◆ EXTRACTED RECORDS:
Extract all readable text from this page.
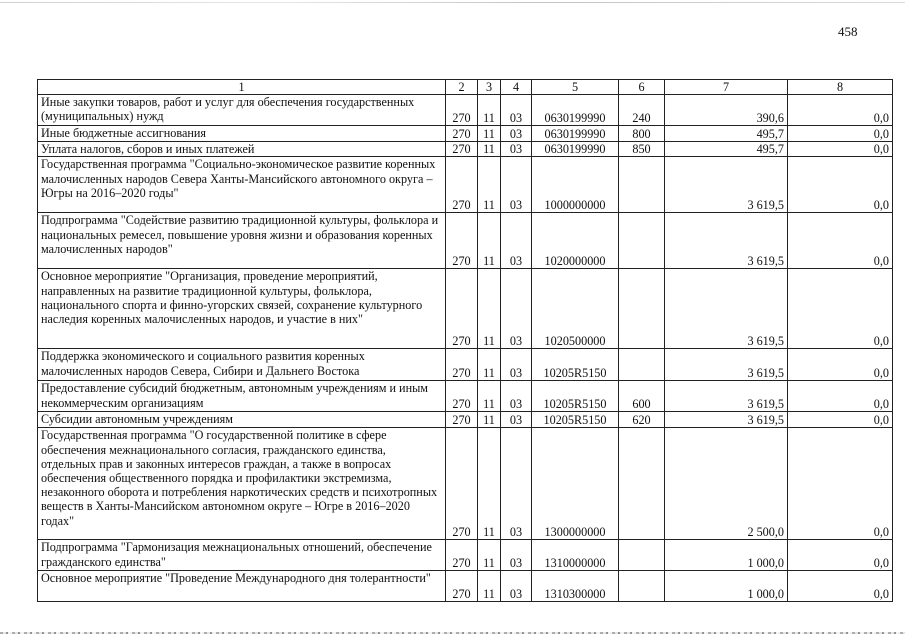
458
1	2	3	4	5	6	7	8
Иные закупки товаров, работ и услуг для обеспечения государственных (муниципальных) нужд	270	11	03	0630199990	240	390,6	0,0
Иные бюджетные ассигнования	270	11	03	0630199990	800	495,7	0,0
Уплата налогов, сборов и иных платежей	270	11	03	0630199990	850	495,7	0,0
Государственная программа "Социально-экономическое развитие коренных малочисленных народов Севера Ханты-Мансийского автономного округа – Югры на 2016–2020 годы"	270	11	03	1000000000		3 619,5	0,0
Подпрограмма "Содействие развитию традиционной культуры, фольклора и национальных ремесел, повышение уровня жизни и образования коренных малочисленных народов"	270	11	03	1020000000		3 619,5	0,0
Основное мероприятие "Организация, проведение мероприятий, направленных на развитие традиционной культуры, фольклора, национального спорта и финно-угорских связей, сохранение культурного наследия коренных малочисленных народов, и участие в них"	270	11	03	1020500000		3 619,5	0,0
Поддержка экономического и социального развития коренных малочисленных народов Севера, Сибири и Дальнего Востока	270	11	03	10205R5150		3 619,5	0,0
Предоставление субсидий бюджетным, автономным учреждениям и иным некоммерческим организациям	270	11	03	10205R5150	600	3 619,5	0,0
Субсидии автономным учреждениям	270	11	03	10205R5150	620	3 619,5	0,0
Государственная программа "О государственной политике в сфере обеспечения межнационального согласия, гражданского единства, отдельных прав и законных интересов граждан, а также в вопросах обеспечения общественного порядка и профилактики экстремизма, незаконного оборота и потребления наркотических средств и психотропных веществ в Ханты-Мансийском автономном округе – Югре в 2016–2020 годах"	270	11	03	1300000000		2 500,0	0,0
Подпрограмма "Гармонизация межнациональных отношений, обеспечение гражданского единства"	270	11	03	1310000000		1 000,0	0,0
Основное мероприятие "Проведение Международного дня толерантности"	270	11	03	1310300000		1 000,0	0,0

◆ EXERCISE AIM:
Reproduce the listing above exactly, excluding all pictures.

◆ ANSWER TO THE TASK:
Extract all readable text from this page.
458
1	2	3	4	5	6	7	8
Иные закупки товаров, работ и услуг для обеспечения государственных (муниципальных) нужд	270	11	03	0630199990	240	390,6	0,0
Иные бюджетные ассигнования	270	11	03	0630199990	800	495,7	0,0
Уплата налогов, сборов и иных платежей	270	11	03	0630199990	850	495,7	0,0
Государственная программа "Социально-экономическое развитие коренных малочисленных народов Севера Ханты-Мансийского автономного округа – Югры на 2016–2020 годы"	270	11	03	1000000000		3 619,5	0,0
Подпрограмма "Содействие развитию традиционной культуры, фольклора и национальных ремесел, повышение уровня жизни и образования коренных малочисленных народов"	270	11	03	1020000000		3 619,5	0,0
Основное мероприятие "Организация, проведение мероприятий, направленных на развитие традиционной культуры, фольклора, национального спорта и финно-угорских связей, сохранение культурного наследия коренных малочисленных народов, и участие в них"	270	11	03	1020500000		3 619,5	0,0
Поддержка экономического и социального развития коренных малочисленных народов Севера, Сибири и Дальнего Востока	270	11	03	10205R5150		3 619,5	0,0
Предоставление субсидий бюджетным, автономным учреждениям и иным некоммерческим организациям	270	11	03	10205R5150	600	3 619,5	0,0
Субсидии автономным учреждениям	270	11	03	10205R5150	620	3 619,5	0,0
Государственная программа "О государственной политике в сфере обеспечения межнационального согласия, гражданского единства, отдельных прав и законных интересов граждан, а также в вопросах обеспечения общественного порядка и профилактики экстремизма, незаконного оборота и потребления наркотических средств и психотропных веществ в Ханты-Мансийском автономном округе – Югре в 2016–2020 годах"	270	11	03	1300000000		2 500,0	0,0
Подпрограмма "Гармонизация межнациональных отношений, обеспечение гражданского единства"	270	11	03	1310000000		1 000,0	0,0
Основное мероприятие "Проведение Международного дня толерантности"	270	11	03	1310300000		1 000,0	0,0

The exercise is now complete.